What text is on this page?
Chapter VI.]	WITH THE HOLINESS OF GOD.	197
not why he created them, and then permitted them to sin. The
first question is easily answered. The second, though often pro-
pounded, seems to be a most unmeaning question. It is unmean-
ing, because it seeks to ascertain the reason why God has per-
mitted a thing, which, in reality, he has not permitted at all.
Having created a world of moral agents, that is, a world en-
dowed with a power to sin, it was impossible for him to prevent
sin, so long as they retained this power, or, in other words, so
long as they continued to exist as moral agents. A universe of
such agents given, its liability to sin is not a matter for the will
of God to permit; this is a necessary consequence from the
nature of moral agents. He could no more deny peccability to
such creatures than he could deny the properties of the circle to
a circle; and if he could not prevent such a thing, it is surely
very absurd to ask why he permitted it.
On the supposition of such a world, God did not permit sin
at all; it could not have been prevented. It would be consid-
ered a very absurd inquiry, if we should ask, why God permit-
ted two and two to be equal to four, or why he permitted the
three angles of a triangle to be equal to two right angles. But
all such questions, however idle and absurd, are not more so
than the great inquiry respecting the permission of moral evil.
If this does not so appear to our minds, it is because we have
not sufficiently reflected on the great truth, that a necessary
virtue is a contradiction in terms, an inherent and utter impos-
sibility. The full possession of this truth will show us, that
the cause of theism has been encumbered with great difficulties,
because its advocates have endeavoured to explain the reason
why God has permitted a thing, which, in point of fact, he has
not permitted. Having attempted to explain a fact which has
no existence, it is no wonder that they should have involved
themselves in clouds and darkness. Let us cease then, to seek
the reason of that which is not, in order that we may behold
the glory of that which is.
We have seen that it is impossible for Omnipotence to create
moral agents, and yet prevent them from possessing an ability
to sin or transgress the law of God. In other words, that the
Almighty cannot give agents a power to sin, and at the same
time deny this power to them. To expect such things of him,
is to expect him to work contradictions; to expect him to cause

INSTRUCTION:
Using the listing, copy every line where the word "impossible" shows up.

THE COMPLETED TASK:
dowed with a power to sin, it was impossible for him to prevent
We have seen that it is impossible for Omnipotence to create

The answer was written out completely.